*Written request:* Transcribe the full listing exactly, and drop every picture.

/---

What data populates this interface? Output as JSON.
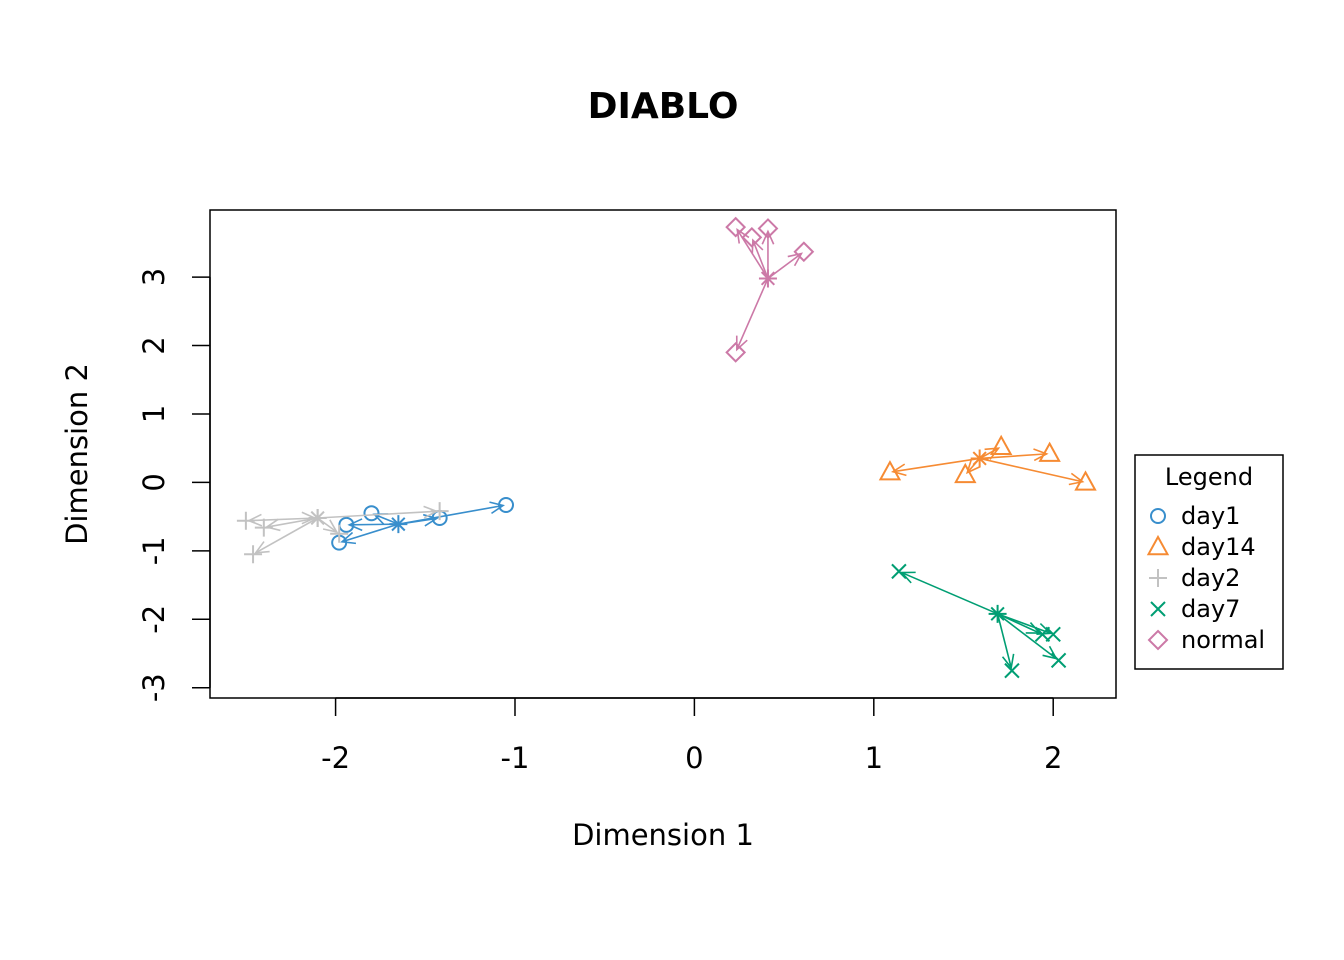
{
  "chart_data": {
    "type": "scatter",
    "title": "DIABLO",
    "xlabel": "Dimension 1",
    "ylabel": "Dimension 2",
    "xlim": [
      -2.7,
      2.35
    ],
    "ylim": [
      -3.15,
      3.98
    ],
    "x_ticks": [
      -2,
      -1,
      0,
      1,
      2
    ],
    "x_tick_labels": [
      "-2",
      "-1",
      "0",
      "1",
      "2"
    ],
    "y_ticks": [
      -3,
      -2,
      -1,
      0,
      1,
      2,
      3
    ],
    "y_tick_labels": [
      "-3",
      "-2",
      "-1",
      "0",
      "1",
      "2",
      "3"
    ],
    "grid": false,
    "legend": {
      "title": "Legend",
      "position": "right",
      "entries": [
        "day1",
        "day14",
        "day2",
        "day7",
        "normal"
      ]
    },
    "series": [
      {
        "name": "day1",
        "color": "#388ECC",
        "marker": "circle",
        "centroid": [
          -1.65,
          -0.61
        ],
        "points": [
          [
            -1.05,
            -0.33
          ],
          [
            -1.42,
            -0.52
          ],
          [
            -1.8,
            -0.45
          ],
          [
            -1.94,
            -0.62
          ],
          [
            -1.98,
            -0.88
          ]
        ]
      },
      {
        "name": "day14",
        "color": "#F68B33",
        "marker": "triangle",
        "centroid": [
          1.59,
          0.35
        ],
        "points": [
          [
            1.71,
            0.52
          ],
          [
            1.98,
            0.42
          ],
          [
            1.09,
            0.15
          ],
          [
            1.51,
            0.11
          ],
          [
            2.18,
            0.0
          ]
        ]
      },
      {
        "name": "day2",
        "color": "#C2C2C2",
        "marker": "plus",
        "centroid": [
          -2.1,
          -0.52
        ],
        "points": [
          [
            -1.42,
            -0.42
          ],
          [
            -2.5,
            -0.56
          ],
          [
            -2.1,
            -0.52
          ],
          [
            -2.4,
            -0.66
          ],
          [
            -2.46,
            -1.05
          ],
          [
            -1.98,
            -0.75
          ]
        ]
      },
      {
        "name": "day7",
        "color": "#009E73",
        "marker": "x",
        "centroid": [
          1.69,
          -1.92
        ],
        "points": [
          [
            1.14,
            -1.3
          ],
          [
            1.94,
            -2.22
          ],
          [
            2.0,
            -2.22
          ],
          [
            2.03,
            -2.6
          ],
          [
            1.77,
            -2.75
          ]
        ]
      },
      {
        "name": "normal",
        "color": "#CC79A7",
        "marker": "diamond",
        "centroid": [
          0.41,
          2.98
        ],
        "points": [
          [
            0.23,
            3.73
          ],
          [
            0.32,
            3.58
          ],
          [
            0.41,
            3.71
          ],
          [
            0.61,
            3.37
          ],
          [
            0.23,
            1.9
          ]
        ]
      }
    ]
  }
}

\---

*Correct response:*
What data populates this interface? Output as JSON.
{
  "chart_data": {
    "type": "scatter",
    "title": "DIABLO",
    "xlabel": "Dimension 1",
    "ylabel": "Dimension 2",
    "xlim": [
      -2.7,
      2.35
    ],
    "ylim": [
      -3.15,
      3.98
    ],
    "x_ticks": [
      -2,
      -1,
      0,
      1,
      2
    ],
    "x_tick_labels": [
      "-2",
      "-1",
      "0",
      "1",
      "2"
    ],
    "y_ticks": [
      -3,
      -2,
      -1,
      0,
      1,
      2,
      3
    ],
    "y_tick_labels": [
      "-3",
      "-2",
      "-1",
      "0",
      "1",
      "2",
      "3"
    ],
    "grid": false,
    "legend": {
      "title": "Legend",
      "position": "right",
      "entries": [
        "day1",
        "day14",
        "day2",
        "day7",
        "normal"
      ]
    },
    "series": [
      {
        "name": "day1",
        "color": "#388ECC",
        "marker": "circle",
        "centroid": [
          -1.65,
          -0.61
        ],
        "points": [
          [
            -1.05,
            -0.33
          ],
          [
            -1.42,
            -0.52
          ],
          [
            -1.8,
            -0.45
          ],
          [
            -1.94,
            -0.62
          ],
          [
            -1.98,
            -0.88
          ]
        ]
      },
      {
        "name": "day14",
        "color": "#F68B33",
        "marker": "triangle",
        "centroid": [
          1.59,
          0.35
        ],
        "points": [
          [
            1.71,
            0.52
          ],
          [
            1.98,
            0.42
          ],
          [
            1.09,
            0.15
          ],
          [
            1.51,
            0.11
          ],
          [
            2.18,
            0.0
          ]
        ]
      },
      {
        "name": "day2",
        "color": "#C2C2C2",
        "marker": "plus",
        "centroid": [
          -2.1,
          -0.52
        ],
        "points": [
          [
            -1.42,
            -0.42
          ],
          [
            -2.5,
            -0.56
          ],
          [
            -2.1,
            -0.52
          ],
          [
            -2.4,
            -0.66
          ],
          [
            -2.46,
            -1.05
          ],
          [
            -1.98,
            -0.75
          ]
        ]
      },
      {
        "name": "day7",
        "color": "#009E73",
        "marker": "x",
        "centroid": [
          1.69,
          -1.92
        ],
        "points": [
          [
            1.14,
            -1.3
          ],
          [
            1.94,
            -2.22
          ],
          [
            2.0,
            -2.22
          ],
          [
            2.03,
            -2.6
          ],
          [
            1.77,
            -2.75
          ]
        ]
      },
      {
        "name": "normal",
        "color": "#CC79A7",
        "marker": "diamond",
        "centroid": [
          0.41,
          2.98
        ],
        "points": [
          [
            0.23,
            3.73
          ],
          [
            0.32,
            3.58
          ],
          [
            0.41,
            3.71
          ],
          [
            0.61,
            3.37
          ],
          [
            0.23,
            1.9
          ]
        ]
      }
    ]
  }
}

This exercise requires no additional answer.